# GIVEN ENTRIES start

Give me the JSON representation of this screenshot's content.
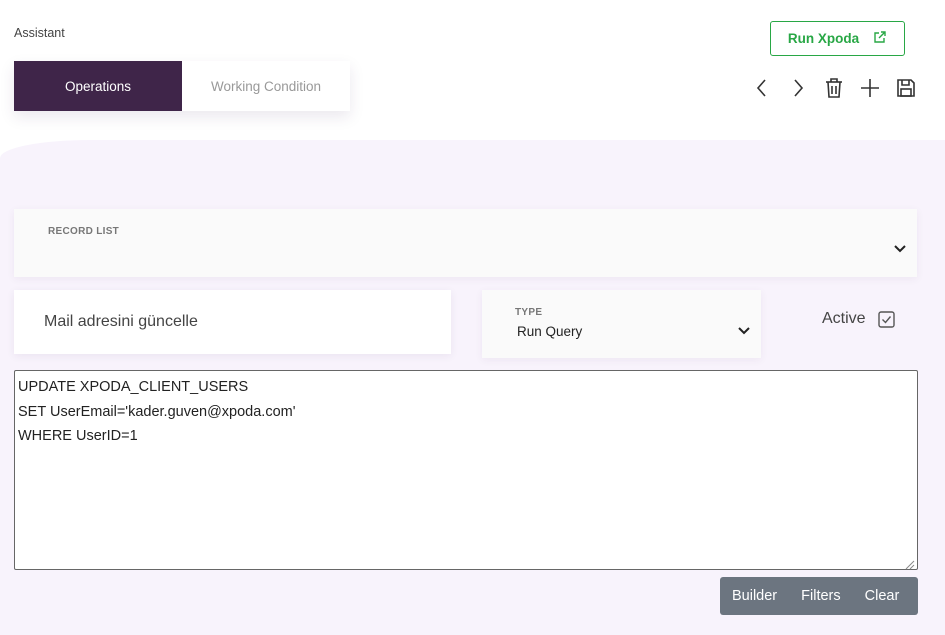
{
  "breadcrumb": "Assistant",
  "header": {
    "run_button_label": "Run Xpoda",
    "run_button_icon": "external-link-icon"
  },
  "tabs": [
    {
      "label": "Operations",
      "active": true
    },
    {
      "label": "Working Condition",
      "active": false
    }
  ],
  "toolbar": {
    "icons": [
      "chevron-left-icon",
      "chevron-right-icon",
      "trash-icon",
      "plus-icon",
      "save-icon"
    ]
  },
  "record_list": {
    "label": "RECORD LIST",
    "value": ""
  },
  "operation": {
    "name_value": "Mail adresini güncelle",
    "type_label": "TYPE",
    "type_value": "Run Query",
    "active_label": "Active",
    "active_checked": true
  },
  "query": {
    "text": "UPDATE XPODA_CLIENT_USERS\nSET UserEmail='kader.guven@xpoda.com'\nWHERE UserID=1"
  },
  "query_buttons": {
    "builder": "Builder",
    "filters": "Filters",
    "clear": "Clear"
  },
  "colors": {
    "tab_active_bg": "#3f2549",
    "run_accent": "#28a745",
    "panel_bg": "#f8f3fc",
    "button_group_bg": "#6c7580"
  }
}
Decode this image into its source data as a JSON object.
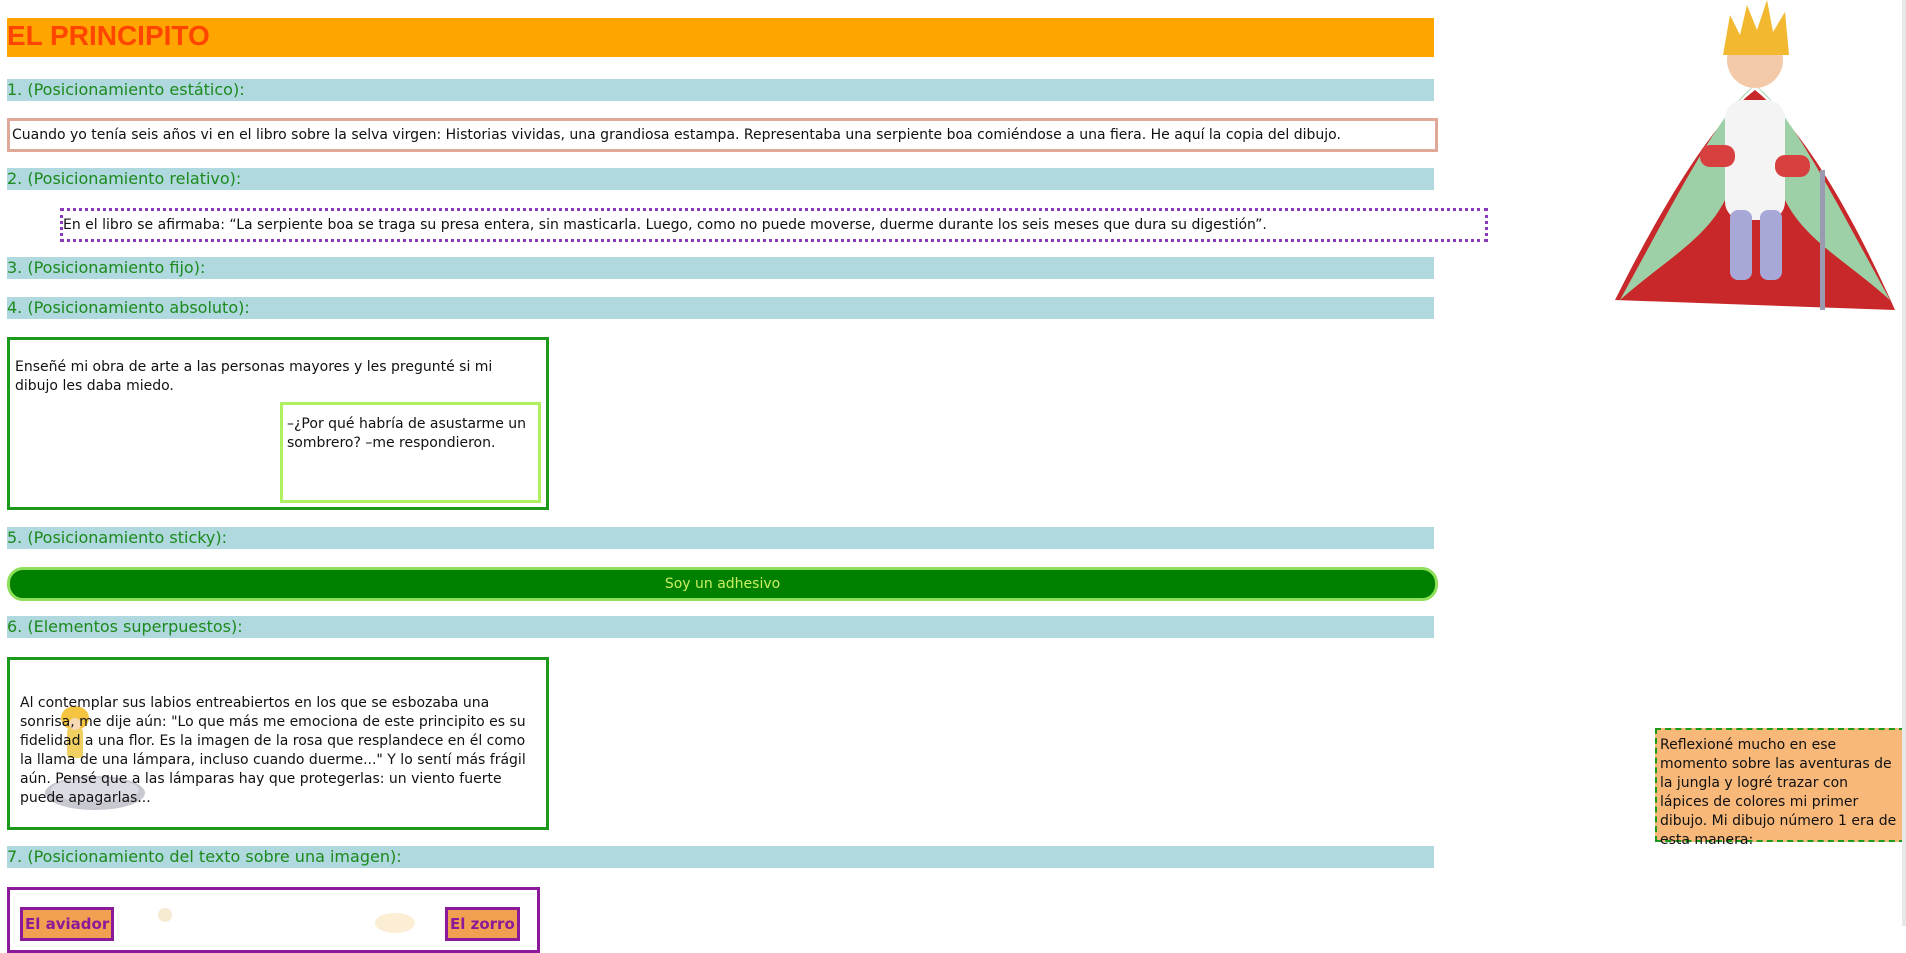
{
  "title": "EL PRINCIPITO",
  "sections": {
    "s1": "1. (Posicionamiento estático):",
    "s2": "2. (Posicionamiento relativo):",
    "s3": "3. (Posicionamiento fijo):",
    "s4": "4. (Posicionamiento absoluto):",
    "s5": "5. (Posicionamiento sticky):",
    "s6": "6. (Elementos superpuestos):",
    "s7": "7. (Posicionamiento del texto sobre una imagen):"
  },
  "static_text": "Cuando yo tenía seis años vi en el libro sobre la selva virgen: Historias vividas, una grandiosa estampa. Representaba una serpiente boa comiéndose a una fiera. He aquí la copia del dibujo.",
  "relative_text": "En el libro se afirmaba: “La serpiente boa se traga su presa entera, sin masticarla. Luego, como no puede moverse, duerme durante los seis meses que dura su digestión”.",
  "absolute": {
    "outer_text": "Enseñé mi obra de arte a las personas mayores y les pregunté si mi dibujo les daba miedo.",
    "inner_text": "–¿Por qué habría de asustarme un sombrero? –me respondieron."
  },
  "sticky_text": "Soy un adhesivo",
  "overlap_text": "Al contemplar sus labios entreabiertos en los que se esbozaba una sonrisa, me dije aún: \"Lo que más me emociona de este principito es su fidelidad a una flor. Es la imagen de la rosa que resplandece en él como la llama de una lámpara, incluso cuando duerme...\" Y lo sentí más frágil aún. Pensé que a las lámparas hay que protegerlas: un viento fuerte puede apagarlas...",
  "image_labels": {
    "left": "El aviador",
    "right": "El zorro"
  },
  "fixed_note": "Reflexioné mucho en ese momento sobre las aventuras de la jungla y logré trazar con lápices de colores mi primer dibujo. Mi dibujo número 1 era de esta manera:",
  "colors": {
    "title_bg": "#ffa500",
    "title_text": "#ff4500",
    "section_bg": "#b0d8df",
    "section_text": "#1c8a1c",
    "sticky_bg": "#008000",
    "note_bg": "#f8b87a"
  }
}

# GIVEN ENTRIES end

▸ TASK TO COMPLETE: Exactly as written, return every line of the listing, but not the pictures.

▸ ANSWER TO THIS TASK:
Give me the JSON representation of this screenshot's content.
{
  "breadcrumb": "Assistant",
  "header": {
    "run_button_label": "Run Xpoda",
    "run_button_icon": "external-link-icon"
  },
  "tabs": [
    {
      "label": "Operations",
      "active": true
    },
    {
      "label": "Working Condition",
      "active": false
    }
  ],
  "toolbar": {
    "icons": [
      "chevron-left-icon",
      "chevron-right-icon",
      "trash-icon",
      "plus-icon",
      "save-icon"
    ]
  },
  "record_list": {
    "label": "RECORD LIST",
    "value": ""
  },
  "operation": {
    "name_value": "Mail adresini güncelle",
    "type_label": "TYPE",
    "type_value": "Run Query",
    "active_label": "Active",
    "active_checked": true
  },
  "query": {
    "text": "UPDATE XPODA_CLIENT_USERS\nSET UserEmail='kader.guven@xpoda.com'\nWHERE UserID=1"
  },
  "query_buttons": {
    "builder": "Builder",
    "filters": "Filters",
    "clear": "Clear"
  },
  "colors": {
    "tab_active_bg": "#3f2549",
    "run_accent": "#28a745",
    "panel_bg": "#f8f3fc",
    "button_group_bg": "#6c7580"
  }
}
Decode this image into its source data as a JSON object.
{
  "title": "EL PRINCIPITO",
  "sections": {
    "s1": "1. (Posicionamiento estático):",
    "s2": "2. (Posicionamiento relativo):",
    "s3": "3. (Posicionamiento fijo):",
    "s4": "4. (Posicionamiento absoluto):",
    "s5": "5. (Posicionamiento sticky):",
    "s6": "6. (Elementos superpuestos):",
    "s7": "7. (Posicionamiento del texto sobre una imagen):"
  },
  "static_text": "Cuando yo tenía seis años vi en el libro sobre la selva virgen: Historias vividas, una grandiosa estampa. Representaba una serpiente boa comiéndose a una fiera. He aquí la copia del dibujo.",
  "relative_text": "En el libro se afirmaba: “La serpiente boa se traga su presa entera, sin masticarla. Luego, como no puede moverse, duerme durante los seis meses que dura su digestión”.",
  "absolute": {
    "outer_text": "Enseñé mi obra de arte a las personas mayores y les pregunté si mi dibujo les daba miedo.",
    "inner_text": "–¿Por qué habría de asustarme un sombrero? –me respondieron."
  },
  "sticky_text": "Soy un adhesivo",
  "overlap_text": "Al contemplar sus labios entreabiertos en los que se esbozaba una sonrisa, me dije aún: \"Lo que más me emociona de este principito es su fidelidad a una flor. Es la imagen de la rosa que resplandece en él como la llama de una lámpara, incluso cuando duerme...\" Y lo sentí más frágil aún. Pensé que a las lámparas hay que protegerlas: un viento fuerte puede apagarlas...",
  "image_labels": {
    "left": "El aviador",
    "right": "El zorro"
  },
  "fixed_note": "Reflexioné mucho en ese momento sobre las aventuras de la jungla y logré trazar con lápices de colores mi primer dibujo. Mi dibujo número 1 era de esta manera:",
  "colors": {
    "title_bg": "#ffa500",
    "title_text": "#ff4500",
    "section_bg": "#b0d8df",
    "section_text": "#1c8a1c",
    "sticky_bg": "#008000",
    "note_bg": "#f8b87a"
  }
}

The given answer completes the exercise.